- _Task directions_: Make an exact copy of the records, with the pictures left out.

Entries with figure data
######

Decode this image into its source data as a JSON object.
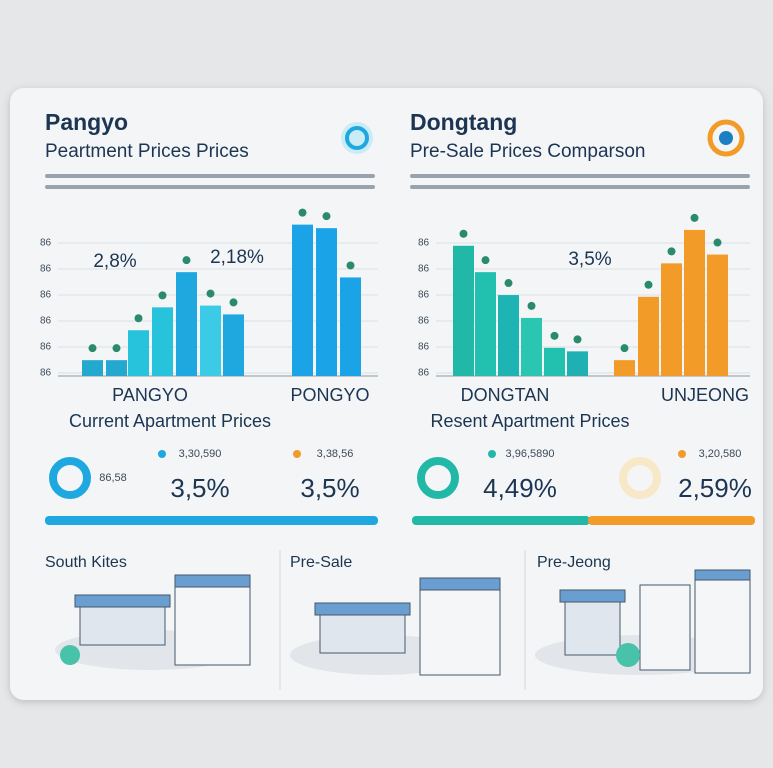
{
  "panels": [
    {
      "title": "Pangyo",
      "subtitle": "Peartment Prices Prices",
      "axis_labels": [
        "86",
        "86",
        "86",
        "86",
        "86",
        "86"
      ],
      "annotations": [
        "2,8%",
        "2,18%"
      ],
      "bars_a": [
        9,
        9,
        26,
        39,
        59,
        40,
        35
      ],
      "bars_b": [
        86,
        84,
        56
      ],
      "group_labels": [
        "PANGYO",
        "PONGYO"
      ],
      "caption": "Current Apartment Prices",
      "note": "86,58",
      "small_stats": [
        "3,30,590",
        "3,38,56"
      ],
      "big_stats": [
        "3,5%",
        "3,5%"
      ]
    },
    {
      "title": "Dongtang",
      "subtitle": "Pre-Sale Prices Comparson",
      "axis_labels": [
        "86",
        "86",
        "86",
        "86",
        "86",
        "86"
      ],
      "annotations": [
        "3,5%"
      ],
      "bars_a": [
        74,
        59,
        46,
        33,
        16,
        14
      ],
      "bars_b": [
        9,
        45,
        64,
        83,
        69
      ],
      "group_labels": [
        "DONGTAN",
        "UNJEONG"
      ],
      "caption": "Resent Apartment Prices",
      "small_stats": [
        "3,96,5890",
        "3,20,580"
      ],
      "big_stats": [
        "4,49%",
        "2,59%"
      ]
    }
  ],
  "footer": [
    "South Kites",
    "Pre-Sale",
    "Pre-Jeong"
  ]
}
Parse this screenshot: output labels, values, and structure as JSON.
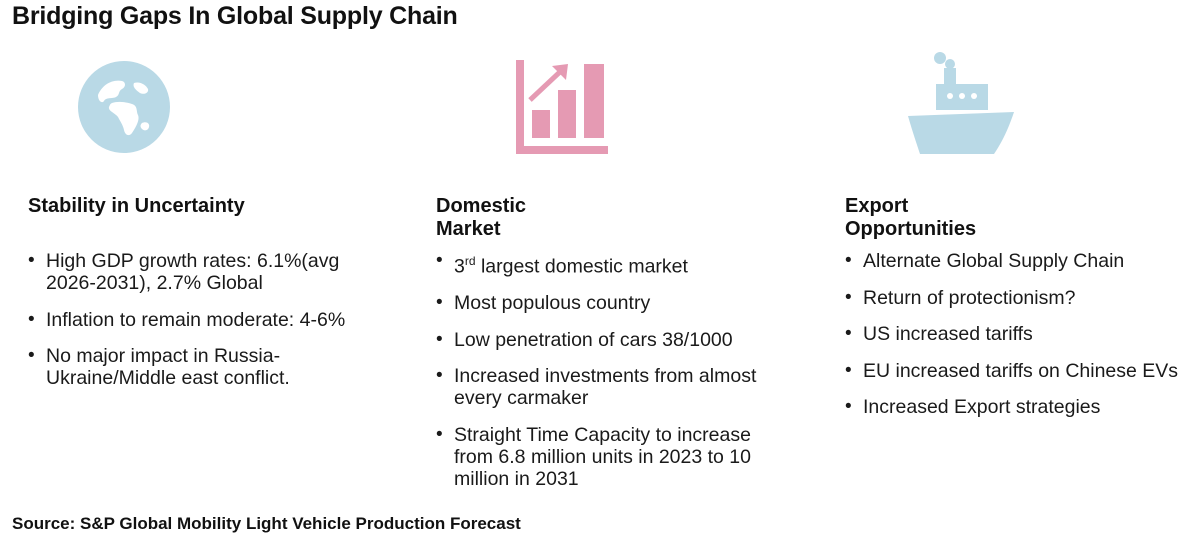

######

- _Answer below_:
Decode this image into its source data as a JSON object.
{
  "panels": [
    {
      "title": "Pangyo",
      "subtitle": "Peartment Prices Prices",
      "axis_labels": [
        "86",
        "86",
        "86",
        "86",
        "86",
        "86"
      ],
      "annotations": [
        "2,8%",
        "2,18%"
      ],
      "bars_a": [
        9,
        9,
        26,
        39,
        59,
        40,
        35
      ],
      "bars_b": [
        86,
        84,
        56
      ],
      "group_labels": [
        "PANGYO",
        "PONGYO"
      ],
      "caption": "Current Apartment Prices",
      "note": "86,58",
      "small_stats": [
        "3,30,590",
        "3,38,56"
      ],
      "big_stats": [
        "3,5%",
        "3,5%"
      ]
    },
    {
      "title": "Dongtang",
      "subtitle": "Pre-Sale Prices Comparson",
      "axis_labels": [
        "86",
        "86",
        "86",
        "86",
        "86",
        "86"
      ],
      "annotations": [
        "3,5%"
      ],
      "bars_a": [
        74,
        59,
        46,
        33,
        16,
        14
      ],
      "bars_b": [
        9,
        45,
        64,
        83,
        69
      ],
      "group_labels": [
        "DONGTAN",
        "UNJEONG"
      ],
      "caption": "Resent Apartment Prices",
      "small_stats": [
        "3,96,5890",
        "3,20,580"
      ],
      "big_stats": [
        "4,49%",
        "2,59%"
      ]
    }
  ],
  "footer": [
    "South Kites",
    "Pre-Sale",
    "Pre-Jeong"
  ]
}
Parse this screenshot: output labels, values, and structure as JSON.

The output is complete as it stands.